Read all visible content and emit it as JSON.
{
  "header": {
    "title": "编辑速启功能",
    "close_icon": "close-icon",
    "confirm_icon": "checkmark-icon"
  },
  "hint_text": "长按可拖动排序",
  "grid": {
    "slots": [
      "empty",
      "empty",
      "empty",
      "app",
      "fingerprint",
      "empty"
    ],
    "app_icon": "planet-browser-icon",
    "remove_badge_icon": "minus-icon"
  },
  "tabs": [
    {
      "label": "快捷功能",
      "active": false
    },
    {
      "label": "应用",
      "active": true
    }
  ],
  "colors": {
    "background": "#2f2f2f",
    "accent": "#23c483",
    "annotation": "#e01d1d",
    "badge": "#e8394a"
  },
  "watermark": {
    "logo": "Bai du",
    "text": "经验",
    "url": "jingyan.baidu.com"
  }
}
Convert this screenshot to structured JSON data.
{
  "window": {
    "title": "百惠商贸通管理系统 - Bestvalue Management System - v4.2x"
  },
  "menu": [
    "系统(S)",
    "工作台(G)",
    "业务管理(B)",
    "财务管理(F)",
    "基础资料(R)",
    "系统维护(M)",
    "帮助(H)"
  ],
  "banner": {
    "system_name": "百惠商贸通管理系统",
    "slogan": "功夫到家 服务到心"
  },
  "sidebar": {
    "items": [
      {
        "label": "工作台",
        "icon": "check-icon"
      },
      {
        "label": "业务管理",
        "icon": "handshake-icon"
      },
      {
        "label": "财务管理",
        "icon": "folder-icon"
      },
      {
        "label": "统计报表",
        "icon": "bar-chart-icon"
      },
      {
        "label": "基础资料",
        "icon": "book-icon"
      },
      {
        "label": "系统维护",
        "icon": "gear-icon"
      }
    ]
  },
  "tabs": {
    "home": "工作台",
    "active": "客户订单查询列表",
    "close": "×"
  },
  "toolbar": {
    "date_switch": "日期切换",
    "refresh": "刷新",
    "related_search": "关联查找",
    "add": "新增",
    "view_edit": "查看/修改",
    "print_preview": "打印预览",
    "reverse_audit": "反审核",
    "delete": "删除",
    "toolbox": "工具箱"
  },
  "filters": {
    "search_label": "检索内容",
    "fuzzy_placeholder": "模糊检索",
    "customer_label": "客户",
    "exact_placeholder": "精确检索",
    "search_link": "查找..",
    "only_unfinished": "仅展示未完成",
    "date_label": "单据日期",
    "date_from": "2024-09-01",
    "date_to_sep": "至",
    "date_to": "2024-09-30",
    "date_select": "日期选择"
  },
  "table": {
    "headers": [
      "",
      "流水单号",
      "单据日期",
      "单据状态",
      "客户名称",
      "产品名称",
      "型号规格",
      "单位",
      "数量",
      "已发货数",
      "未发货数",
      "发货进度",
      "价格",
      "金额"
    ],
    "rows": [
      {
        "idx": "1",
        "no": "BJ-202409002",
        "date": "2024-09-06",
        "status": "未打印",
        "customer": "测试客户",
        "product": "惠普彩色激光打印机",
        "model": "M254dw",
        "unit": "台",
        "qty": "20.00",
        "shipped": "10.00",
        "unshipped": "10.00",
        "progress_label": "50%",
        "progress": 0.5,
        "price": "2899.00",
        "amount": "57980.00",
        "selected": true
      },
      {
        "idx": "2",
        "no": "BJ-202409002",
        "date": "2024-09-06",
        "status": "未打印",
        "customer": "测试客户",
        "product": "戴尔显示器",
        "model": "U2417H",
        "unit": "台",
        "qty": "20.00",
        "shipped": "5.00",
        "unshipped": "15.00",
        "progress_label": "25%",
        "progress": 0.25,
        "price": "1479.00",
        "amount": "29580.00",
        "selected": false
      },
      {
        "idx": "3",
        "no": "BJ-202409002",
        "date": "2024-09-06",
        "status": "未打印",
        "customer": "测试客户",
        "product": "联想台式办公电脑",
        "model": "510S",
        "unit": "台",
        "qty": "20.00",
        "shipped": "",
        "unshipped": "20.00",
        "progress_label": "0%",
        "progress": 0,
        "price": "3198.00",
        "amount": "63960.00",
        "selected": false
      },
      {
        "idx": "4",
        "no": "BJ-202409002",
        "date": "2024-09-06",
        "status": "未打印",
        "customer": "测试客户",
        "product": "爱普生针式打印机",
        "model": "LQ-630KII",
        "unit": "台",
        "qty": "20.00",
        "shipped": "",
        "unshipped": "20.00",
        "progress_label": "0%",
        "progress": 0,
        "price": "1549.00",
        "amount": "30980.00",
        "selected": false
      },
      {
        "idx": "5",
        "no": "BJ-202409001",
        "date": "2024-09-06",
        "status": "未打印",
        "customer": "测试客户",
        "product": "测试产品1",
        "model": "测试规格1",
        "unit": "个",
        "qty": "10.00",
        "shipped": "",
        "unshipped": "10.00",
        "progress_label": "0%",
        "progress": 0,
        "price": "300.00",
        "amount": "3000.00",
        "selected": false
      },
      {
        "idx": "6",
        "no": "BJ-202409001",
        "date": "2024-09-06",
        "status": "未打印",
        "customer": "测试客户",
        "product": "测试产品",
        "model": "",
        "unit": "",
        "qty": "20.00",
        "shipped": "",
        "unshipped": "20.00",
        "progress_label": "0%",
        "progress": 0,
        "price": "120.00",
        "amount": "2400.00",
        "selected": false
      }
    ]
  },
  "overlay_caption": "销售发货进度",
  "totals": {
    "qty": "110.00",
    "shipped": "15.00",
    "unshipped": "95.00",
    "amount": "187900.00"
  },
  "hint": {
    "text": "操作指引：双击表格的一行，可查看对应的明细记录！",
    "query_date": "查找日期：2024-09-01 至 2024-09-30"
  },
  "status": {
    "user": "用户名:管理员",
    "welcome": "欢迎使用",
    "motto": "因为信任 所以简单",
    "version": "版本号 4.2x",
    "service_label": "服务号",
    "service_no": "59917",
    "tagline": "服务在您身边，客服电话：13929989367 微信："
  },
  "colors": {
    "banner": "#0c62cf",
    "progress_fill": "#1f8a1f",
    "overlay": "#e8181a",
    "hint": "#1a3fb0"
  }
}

——

◆ **DIRECTIVE**
Scan the listing above and copy all lines containing the word "amount".

◆ **EXERCISE RESULT**
        "amount": "57980.00",
        "amount": "29580.00",
        "amount": "63960.00",
        "amount": "30980.00",
        "amount": "3000.00",
        "amount": "2400.00",
    "amount": "187900.00"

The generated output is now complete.